Aim:
Can you write out all of the material below, word for word?

Input for this task:
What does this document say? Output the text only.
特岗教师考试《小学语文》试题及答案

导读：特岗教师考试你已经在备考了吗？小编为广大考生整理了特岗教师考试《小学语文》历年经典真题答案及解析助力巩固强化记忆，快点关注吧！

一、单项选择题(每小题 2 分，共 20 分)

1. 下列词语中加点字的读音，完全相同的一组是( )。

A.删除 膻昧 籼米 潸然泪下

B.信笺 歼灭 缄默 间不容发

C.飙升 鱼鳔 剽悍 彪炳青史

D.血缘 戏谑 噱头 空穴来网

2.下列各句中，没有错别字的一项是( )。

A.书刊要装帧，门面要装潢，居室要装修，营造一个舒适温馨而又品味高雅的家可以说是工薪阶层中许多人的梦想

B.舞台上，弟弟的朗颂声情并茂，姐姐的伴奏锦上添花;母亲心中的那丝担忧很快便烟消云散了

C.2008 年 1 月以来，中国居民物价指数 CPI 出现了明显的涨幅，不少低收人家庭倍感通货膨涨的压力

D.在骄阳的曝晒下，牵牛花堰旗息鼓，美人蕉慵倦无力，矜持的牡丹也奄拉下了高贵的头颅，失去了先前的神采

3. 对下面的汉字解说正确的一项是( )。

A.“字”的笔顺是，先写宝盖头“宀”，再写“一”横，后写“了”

Reply:
What does this document say? Output the text only.
特岗教师考试《小学语文》试题及答案

导读：特岗教师考试你已经在备考了吗？小编为广大考生整理了特岗教师考试《小学语文》历年经典真题答案及解析助力巩固强化记忆，快点关注吧！

一、单项选择题(每小题 2 分，共 20 分)

1. 下列词语中加点字的读音，完全相同的一组是( )。

A.删除 膻昧 籼米 潸然泪下

B.信笺 歼灭 缄默 间不容发

C.飙升 鱼鳔 剽悍 彪炳青史

D.血缘 戏谑 噱头 空穴来网

2.下列各句中，没有错别字的一项是( )。

A.书刊要装帧，门面要装潢，居室要装修，营造一个舒适温馨而又品味高雅的家可以说是工薪阶层中许多人的梦想

B.舞台上，弟弟的朗颂声情并茂，姐姐的伴奏锦上添花;母亲心中的那丝担忧很快便烟消云散了

C.2008 年 1 月以来，中国居民物价指数 CPI 出现了明显的涨幅，不少低收人家庭倍感通货膨涨的压力

D.在骄阳的曝晒下，牵牛花堰旗息鼓，美人蕉慵倦无力，矜持的牡丹也奄拉下了高贵的头颅，失去了先前的神采

3. 对下面的汉字解说正确的一项是( )。

A.“字”的笔顺是，先写宝盖头“宀”，再写“一”横，后写“了”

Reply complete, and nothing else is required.